» WRITTEN EXERCISE
Search the data below for "Johannesburg"; list each line that holds it.

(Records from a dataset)
-- Start --

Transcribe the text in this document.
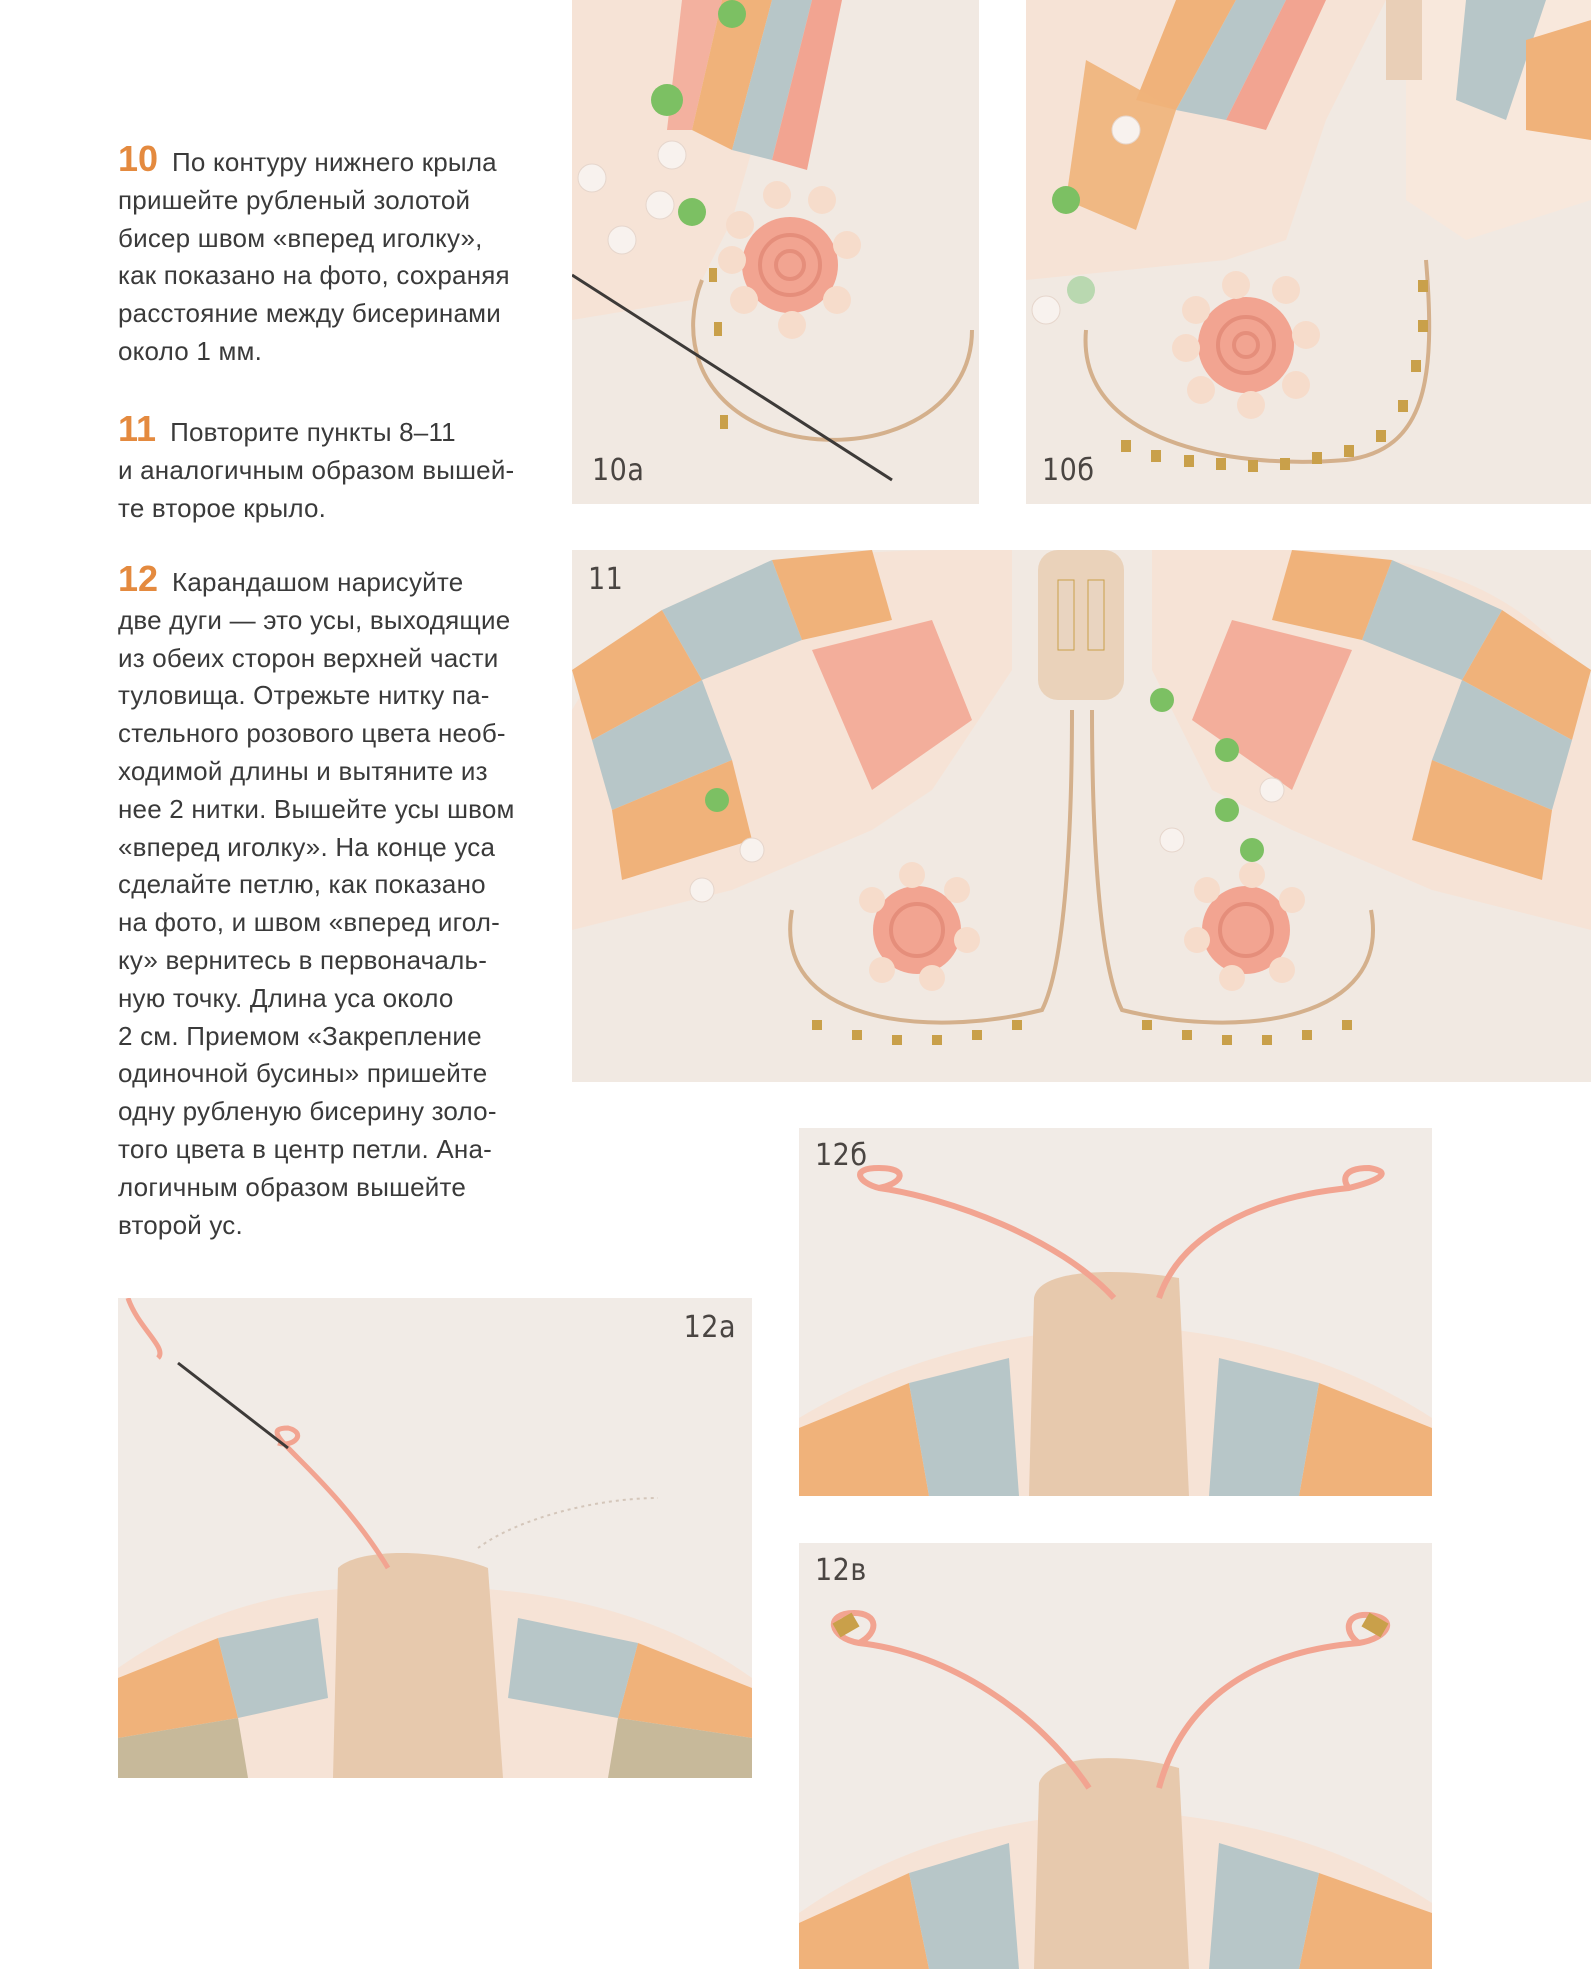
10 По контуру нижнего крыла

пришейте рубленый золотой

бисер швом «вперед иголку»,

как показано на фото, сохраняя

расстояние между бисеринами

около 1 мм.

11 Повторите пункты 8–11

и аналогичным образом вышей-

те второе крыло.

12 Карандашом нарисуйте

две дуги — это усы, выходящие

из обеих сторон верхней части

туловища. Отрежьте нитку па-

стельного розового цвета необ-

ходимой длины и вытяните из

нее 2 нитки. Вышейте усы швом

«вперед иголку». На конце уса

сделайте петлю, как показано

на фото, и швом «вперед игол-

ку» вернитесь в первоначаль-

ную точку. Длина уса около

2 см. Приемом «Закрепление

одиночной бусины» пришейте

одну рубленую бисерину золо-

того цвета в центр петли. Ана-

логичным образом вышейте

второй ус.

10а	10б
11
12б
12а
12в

-- End --
-- Start --

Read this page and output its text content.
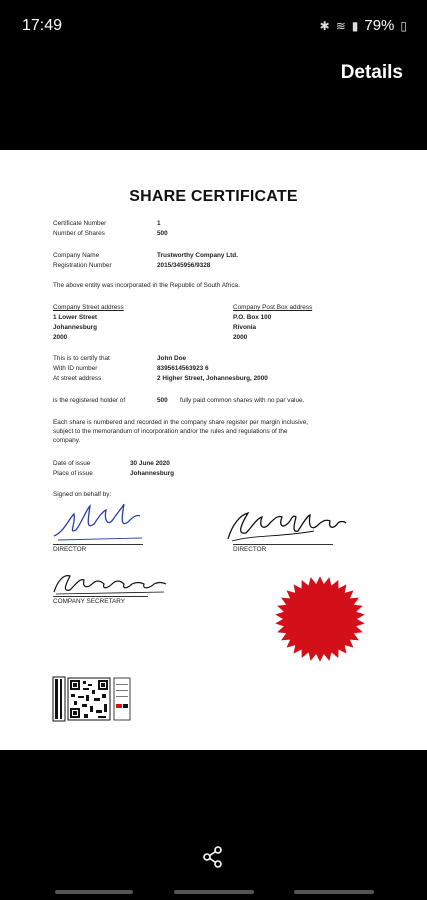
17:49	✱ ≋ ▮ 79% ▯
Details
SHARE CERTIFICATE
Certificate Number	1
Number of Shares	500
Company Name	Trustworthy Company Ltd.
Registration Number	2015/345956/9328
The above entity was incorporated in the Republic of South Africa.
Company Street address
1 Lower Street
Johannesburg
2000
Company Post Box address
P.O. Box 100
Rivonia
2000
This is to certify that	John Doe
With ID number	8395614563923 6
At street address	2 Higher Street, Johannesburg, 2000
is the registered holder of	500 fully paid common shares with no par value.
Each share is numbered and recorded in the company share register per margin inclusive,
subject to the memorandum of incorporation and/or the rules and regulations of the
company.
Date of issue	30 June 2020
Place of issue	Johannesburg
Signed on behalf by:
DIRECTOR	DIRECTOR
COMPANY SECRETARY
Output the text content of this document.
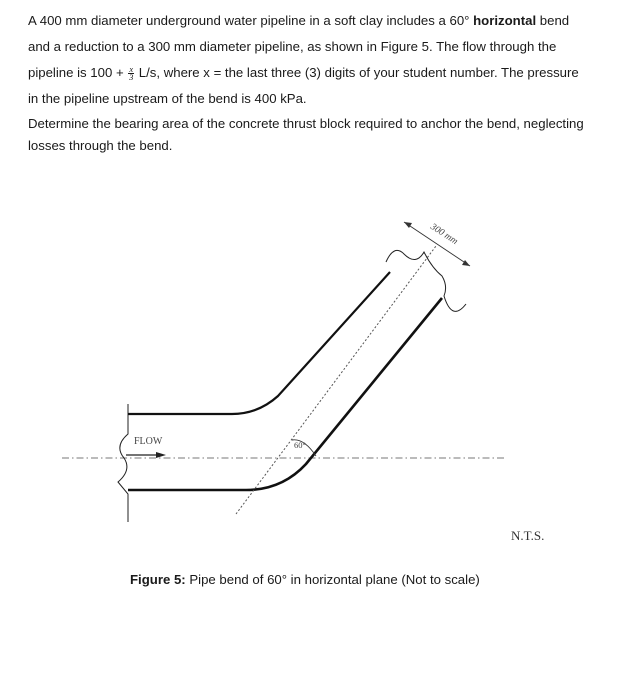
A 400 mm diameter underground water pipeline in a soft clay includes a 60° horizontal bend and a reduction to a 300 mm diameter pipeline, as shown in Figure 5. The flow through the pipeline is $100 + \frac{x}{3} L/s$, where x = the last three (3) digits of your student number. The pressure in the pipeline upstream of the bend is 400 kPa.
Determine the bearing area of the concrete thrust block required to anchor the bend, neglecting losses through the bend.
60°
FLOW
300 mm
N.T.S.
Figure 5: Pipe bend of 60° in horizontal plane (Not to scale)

-- End --
-- Start --

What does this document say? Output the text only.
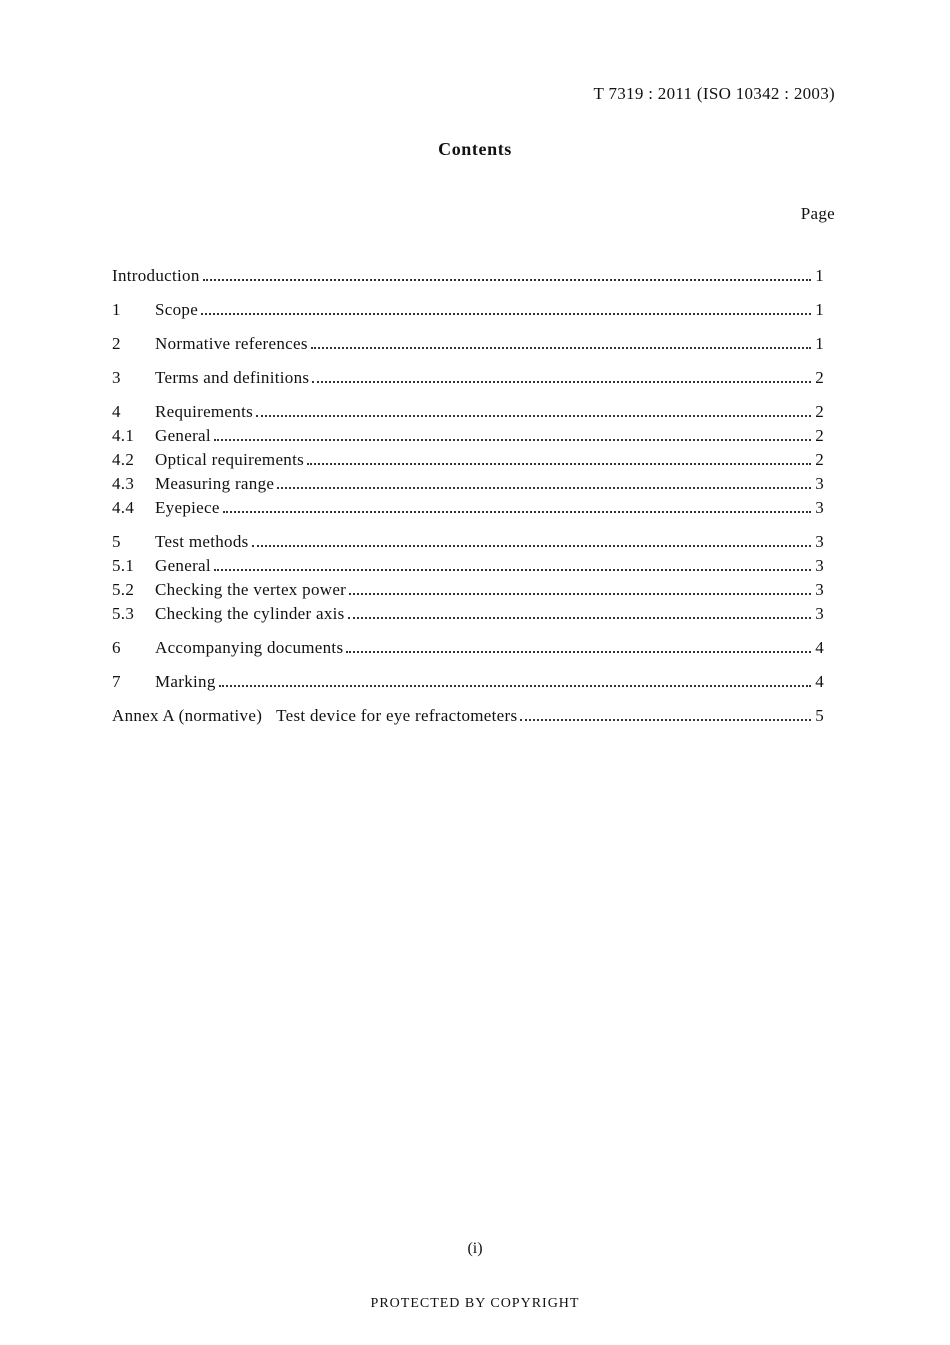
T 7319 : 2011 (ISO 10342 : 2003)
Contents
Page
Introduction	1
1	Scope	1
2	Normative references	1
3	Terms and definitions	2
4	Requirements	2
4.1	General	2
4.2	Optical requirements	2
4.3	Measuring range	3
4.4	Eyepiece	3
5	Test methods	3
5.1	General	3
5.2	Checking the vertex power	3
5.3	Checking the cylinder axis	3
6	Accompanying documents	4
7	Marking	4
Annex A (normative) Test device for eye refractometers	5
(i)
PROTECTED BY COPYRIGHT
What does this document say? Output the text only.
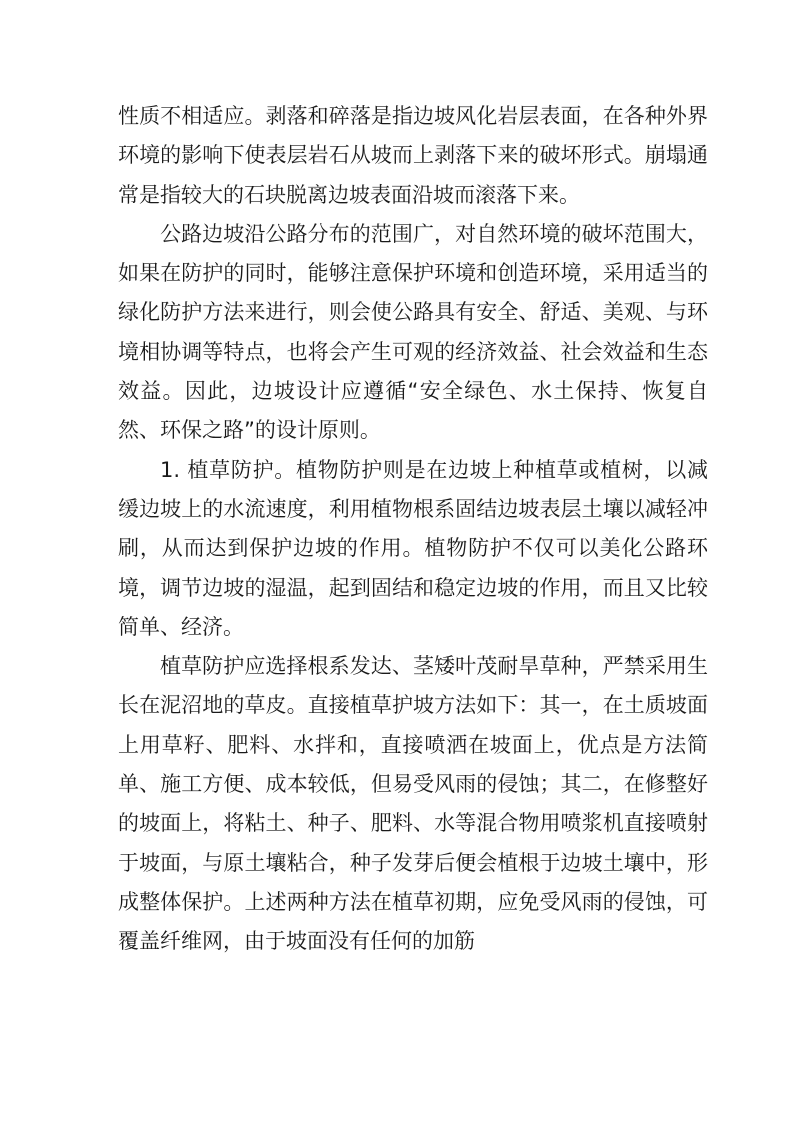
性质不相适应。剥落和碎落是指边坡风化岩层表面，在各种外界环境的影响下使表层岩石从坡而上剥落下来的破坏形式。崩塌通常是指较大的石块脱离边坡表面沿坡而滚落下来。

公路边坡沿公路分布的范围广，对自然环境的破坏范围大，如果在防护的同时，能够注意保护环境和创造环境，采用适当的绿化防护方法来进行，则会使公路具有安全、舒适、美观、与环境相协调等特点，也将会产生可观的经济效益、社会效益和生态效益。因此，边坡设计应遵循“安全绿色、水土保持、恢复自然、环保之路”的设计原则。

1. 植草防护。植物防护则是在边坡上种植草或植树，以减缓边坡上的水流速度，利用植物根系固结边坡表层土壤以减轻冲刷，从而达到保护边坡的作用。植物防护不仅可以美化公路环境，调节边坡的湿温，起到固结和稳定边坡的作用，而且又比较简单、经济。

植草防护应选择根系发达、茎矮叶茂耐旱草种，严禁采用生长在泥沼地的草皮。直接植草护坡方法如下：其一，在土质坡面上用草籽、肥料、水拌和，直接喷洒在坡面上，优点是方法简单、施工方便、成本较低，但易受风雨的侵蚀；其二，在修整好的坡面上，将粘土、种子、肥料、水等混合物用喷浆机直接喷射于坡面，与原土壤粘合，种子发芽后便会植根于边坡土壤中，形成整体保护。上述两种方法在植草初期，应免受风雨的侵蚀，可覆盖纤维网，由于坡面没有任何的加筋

-- End --

» SOLUTION BELOW
Johannesburg
At street address	2 Higher Street, Johannesburg, 2000
Place of issue	Johannesburg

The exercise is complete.